Print the data that follows exactly.

%%

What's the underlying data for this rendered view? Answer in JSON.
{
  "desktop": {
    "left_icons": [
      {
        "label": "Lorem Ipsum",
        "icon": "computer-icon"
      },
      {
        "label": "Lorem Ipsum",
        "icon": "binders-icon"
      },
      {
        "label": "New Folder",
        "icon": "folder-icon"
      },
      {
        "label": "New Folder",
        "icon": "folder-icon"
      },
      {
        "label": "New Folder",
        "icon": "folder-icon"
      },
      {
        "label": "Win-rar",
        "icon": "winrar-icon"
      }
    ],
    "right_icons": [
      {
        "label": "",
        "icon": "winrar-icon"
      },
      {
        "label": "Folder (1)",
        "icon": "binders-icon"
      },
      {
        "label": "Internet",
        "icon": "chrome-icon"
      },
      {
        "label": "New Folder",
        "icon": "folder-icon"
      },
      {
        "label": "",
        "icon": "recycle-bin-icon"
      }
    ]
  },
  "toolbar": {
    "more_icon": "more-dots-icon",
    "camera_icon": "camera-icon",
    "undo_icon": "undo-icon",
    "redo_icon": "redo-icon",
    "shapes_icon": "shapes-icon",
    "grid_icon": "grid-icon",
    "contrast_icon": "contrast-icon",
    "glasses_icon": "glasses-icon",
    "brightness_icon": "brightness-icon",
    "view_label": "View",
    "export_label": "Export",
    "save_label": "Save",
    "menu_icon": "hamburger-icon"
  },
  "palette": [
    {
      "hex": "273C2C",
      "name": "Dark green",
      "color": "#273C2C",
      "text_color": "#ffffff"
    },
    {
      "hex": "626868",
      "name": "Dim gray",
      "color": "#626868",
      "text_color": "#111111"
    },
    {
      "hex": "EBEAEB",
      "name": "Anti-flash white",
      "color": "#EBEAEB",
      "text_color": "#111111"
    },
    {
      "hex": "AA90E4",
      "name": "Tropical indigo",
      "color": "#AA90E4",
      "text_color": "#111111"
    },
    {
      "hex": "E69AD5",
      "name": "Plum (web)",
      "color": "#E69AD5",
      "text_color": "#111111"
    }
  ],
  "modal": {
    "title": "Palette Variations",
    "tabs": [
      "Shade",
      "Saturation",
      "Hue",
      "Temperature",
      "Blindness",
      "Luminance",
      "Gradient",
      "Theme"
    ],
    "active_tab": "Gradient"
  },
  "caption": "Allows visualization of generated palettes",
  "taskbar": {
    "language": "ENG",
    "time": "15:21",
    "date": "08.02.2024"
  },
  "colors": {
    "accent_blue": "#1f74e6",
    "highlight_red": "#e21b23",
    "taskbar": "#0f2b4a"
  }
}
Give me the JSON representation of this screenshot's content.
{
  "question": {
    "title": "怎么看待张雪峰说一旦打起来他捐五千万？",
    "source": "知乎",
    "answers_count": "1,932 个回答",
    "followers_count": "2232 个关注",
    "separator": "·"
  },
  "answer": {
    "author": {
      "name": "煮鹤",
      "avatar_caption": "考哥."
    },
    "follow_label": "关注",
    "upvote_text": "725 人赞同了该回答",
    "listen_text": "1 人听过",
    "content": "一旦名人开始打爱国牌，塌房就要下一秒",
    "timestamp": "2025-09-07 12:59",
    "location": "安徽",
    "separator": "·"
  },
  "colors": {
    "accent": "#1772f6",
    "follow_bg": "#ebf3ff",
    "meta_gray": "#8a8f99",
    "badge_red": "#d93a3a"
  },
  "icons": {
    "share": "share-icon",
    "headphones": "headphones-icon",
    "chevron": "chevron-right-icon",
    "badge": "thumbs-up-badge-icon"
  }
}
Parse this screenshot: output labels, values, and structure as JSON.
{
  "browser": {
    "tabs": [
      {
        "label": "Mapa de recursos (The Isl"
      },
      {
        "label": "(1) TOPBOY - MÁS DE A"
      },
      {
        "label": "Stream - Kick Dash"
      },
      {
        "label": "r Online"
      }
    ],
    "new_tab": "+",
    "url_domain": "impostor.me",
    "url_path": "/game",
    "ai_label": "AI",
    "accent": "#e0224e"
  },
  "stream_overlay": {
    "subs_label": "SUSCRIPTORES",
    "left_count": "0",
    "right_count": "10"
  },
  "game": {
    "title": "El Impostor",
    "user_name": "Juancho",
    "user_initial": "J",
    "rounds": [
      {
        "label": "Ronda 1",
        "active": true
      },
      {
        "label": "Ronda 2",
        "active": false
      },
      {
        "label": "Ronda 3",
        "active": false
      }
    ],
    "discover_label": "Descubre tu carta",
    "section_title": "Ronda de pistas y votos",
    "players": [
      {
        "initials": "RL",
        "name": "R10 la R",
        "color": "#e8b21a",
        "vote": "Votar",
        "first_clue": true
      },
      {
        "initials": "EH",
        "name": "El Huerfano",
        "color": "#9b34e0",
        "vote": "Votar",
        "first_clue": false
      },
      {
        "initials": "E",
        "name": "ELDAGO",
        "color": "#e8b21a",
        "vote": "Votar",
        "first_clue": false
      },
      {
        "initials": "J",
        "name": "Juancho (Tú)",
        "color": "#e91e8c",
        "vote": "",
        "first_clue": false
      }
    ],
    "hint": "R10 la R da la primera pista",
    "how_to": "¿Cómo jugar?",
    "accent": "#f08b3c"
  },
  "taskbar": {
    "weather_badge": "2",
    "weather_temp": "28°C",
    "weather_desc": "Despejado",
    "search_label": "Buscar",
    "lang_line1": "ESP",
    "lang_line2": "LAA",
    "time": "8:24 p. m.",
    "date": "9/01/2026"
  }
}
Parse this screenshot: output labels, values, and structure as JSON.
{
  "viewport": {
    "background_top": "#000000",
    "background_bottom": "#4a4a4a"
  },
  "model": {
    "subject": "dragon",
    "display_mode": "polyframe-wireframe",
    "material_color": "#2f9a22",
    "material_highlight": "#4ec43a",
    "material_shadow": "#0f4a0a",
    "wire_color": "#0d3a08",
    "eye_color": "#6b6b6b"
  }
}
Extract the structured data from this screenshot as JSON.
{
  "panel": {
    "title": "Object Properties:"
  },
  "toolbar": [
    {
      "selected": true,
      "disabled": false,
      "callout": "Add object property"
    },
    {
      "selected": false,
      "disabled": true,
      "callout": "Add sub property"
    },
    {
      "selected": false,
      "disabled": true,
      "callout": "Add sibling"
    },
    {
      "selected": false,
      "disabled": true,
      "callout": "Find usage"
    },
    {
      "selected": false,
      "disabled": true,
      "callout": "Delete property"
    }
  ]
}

%%

• **Worked solution**
What's the underlying data for this rendered view? Answer in JSON.
{
  "desktop": {
    "left_icons": [
      {
        "label": "Lorem Ipsum",
        "icon": "computer-icon"
      },
      {
        "label": "Lorem Ipsum",
        "icon": "binders-icon"
      },
      {
        "label": "New Folder",
        "icon": "folder-icon"
      },
      {
        "label": "New Folder",
        "icon": "folder-icon"
      },
      {
        "label": "New Folder",
        "icon": "folder-icon"
      },
      {
        "label": "Win-rar",
        "icon": "winrar-icon"
      }
    ],
    "right_icons": [
      {
        "label": "",
        "icon": "winrar-icon"
      },
      {
        "label": "Folder (1)",
        "icon": "binders-icon"
      },
      {
        "label": "Internet",
        "icon": "chrome-icon"
      },
      {
        "label": "New Folder",
        "icon": "folder-icon"
      },
      {
        "label": "",
        "icon": "recycle-bin-icon"
      }
    ]
  },
  "toolbar": {
    "more_icon": "more-dots-icon",
    "camera_icon": "camera-icon",
    "undo_icon": "undo-icon",
    "redo_icon": "redo-icon",
    "shapes_icon": "shapes-icon",
    "grid_icon": "grid-icon",
    "contrast_icon": "contrast-icon",
    "glasses_icon": "glasses-icon",
    "brightness_icon": "brightness-icon",
    "view_label": "View",
    "export_label": "Export",
    "save_label": "Save",
    "menu_icon": "hamburger-icon"
  },
  "palette": [
    {
      "hex": "273C2C",
      "name": "Dark green",
      "color": "#273C2C",
      "text_color": "#ffffff"
    },
    {
      "hex": "626868",
      "name": "Dim gray",
      "color": "#626868",
      "text_color": "#111111"
    },
    {
      "hex": "EBEAEB",
      "name": "Anti-flash white",
      "color": "#EBEAEB",
      "text_color": "#111111"
    },
    {
      "hex": "AA90E4",
      "name": "Tropical indigo",
      "color": "#AA90E4",
      "text_color": "#111111"
    },
    {
      "hex": "E69AD5",
      "name": "Plum (web)",
      "color": "#E69AD5",
      "text_color": "#111111"
    }
  ],
  "modal": {
    "title": "Palette Variations",
    "tabs": [
      "Shade",
      "Saturation",
      "Hue",
      "Temperature",
      "Blindness",
      "Luminance",
      "Gradient",
      "Theme"
    ],
    "active_tab": "Gradient"
  },
  "caption": "Allows visualization of generated palettes",
  "taskbar": {
    "language": "ENG",
    "time": "15:21",
    "date": "08.02.2024"
  },
  "colors": {
    "accent_blue": "#1f74e6",
    "highlight_red": "#e21b23",
    "taskbar": "#0f2b4a"
  }
}
Give me the JSON representation of this screenshot's content.
{
  "question": {
    "title": "怎么看待张雪峰说一旦打起来他捐五千万？",
    "source": "知乎",
    "answers_count": "1,932 个回答",
    "followers_count": "2232 个关注",
    "separator": "·"
  },
  "answer": {
    "author": {
      "name": "煮鹤",
      "avatar_caption": "考哥."
    },
    "follow_label": "关注",
    "upvote_text": "725 人赞同了该回答",
    "listen_text": "1 人听过",
    "content": "一旦名人开始打爱国牌，塌房就要下一秒",
    "timestamp": "2025-09-07 12:59",
    "location": "安徽",
    "separator": "·"
  },
  "colors": {
    "accent": "#1772f6",
    "follow_bg": "#ebf3ff",
    "meta_gray": "#8a8f99",
    "badge_red": "#d93a3a"
  },
  "icons": {
    "share": "share-icon",
    "headphones": "headphones-icon",
    "chevron": "chevron-right-icon",
    "badge": "thumbs-up-badge-icon"
  }
}
Parse this screenshot: output labels, values, and structure as JSON.
{
  "browser": {
    "tabs": [
      {
        "label": "Mapa de recursos (The Isl"
      },
      {
        "label": "(1) TOPBOY - MÁS DE A"
      },
      {
        "label": "Stream - Kick Dash"
      },
      {
        "label": "r Online"
      }
    ],
    "new_tab": "+",
    "url_domain": "impostor.me",
    "url_path": "/game",
    "ai_label": "AI",
    "accent": "#e0224e"
  },
  "stream_overlay": {
    "subs_label": "SUSCRIPTORES",
    "left_count": "0",
    "right_count": "10"
  },
  "game": {
    "title": "El Impostor",
    "user_name": "Juancho",
    "user_initial": "J",
    "rounds": [
      {
        "label": "Ronda 1",
        "active": true
      },
      {
        "label": "Ronda 2",
        "active": false
      },
      {
        "label": "Ronda 3",
        "active": false
      }
    ],
    "discover_label": "Descubre tu carta",
    "section_title": "Ronda de pistas y votos",
    "players": [
      {
        "initials": "RL",
        "name": "R10 la R",
        "color": "#e8b21a",
        "vote": "Votar",
        "first_clue": true
      },
      {
        "initials": "EH",
        "name": "El Huerfano",
        "color": "#9b34e0",
        "vote": "Votar",
        "first_clue": false
      },
      {
        "initials": "E",
        "name": "ELDAGO",
        "color": "#e8b21a",
        "vote": "Votar",
        "first_clue": false
      },
      {
        "initials": "J",
        "name": "Juancho (Tú)",
        "color": "#e91e8c",
        "vote": "",
        "first_clue": false
      }
    ],
    "hint": "R10 la R da la primera pista",
    "how_to": "¿Cómo jugar?",
    "accent": "#f08b3c"
  },
  "taskbar": {
    "weather_badge": "2",
    "weather_temp": "28°C",
    "weather_desc": "Despejado",
    "search_label": "Buscar",
    "lang_line1": "ESP",
    "lang_line2": "LAA",
    "time": "8:24 p. m.",
    "date": "9/01/2026"
  }
}
Parse this screenshot: output labels, values, and structure as JSON.
{
  "viewport": {
    "background_top": "#000000",
    "background_bottom": "#4a4a4a"
  },
  "model": {
    "subject": "dragon",
    "display_mode": "polyframe-wireframe",
    "material_color": "#2f9a22",
    "material_highlight": "#4ec43a",
    "material_shadow": "#0f4a0a",
    "wire_color": "#0d3a08",
    "eye_color": "#6b6b6b"
  }
}
Extract the structured data from this screenshot as JSON.
{
  "panel": {
    "title": "Object Properties:"
  },
  "toolbar": [
    {
      "selected": true,
      "disabled": false,
      "callout": "Add object property"
    },
    {
      "selected": false,
      "disabled": true,
      "callout": "Add sub property"
    },
    {
      "selected": false,
      "disabled": true,
      "callout": "Add sibling"
    },
    {
      "selected": false,
      "disabled": true,
      "callout": "Find usage"
    },
    {
      "selected": false,
      "disabled": true,
      "callout": "Delete property"
    }
  ]
}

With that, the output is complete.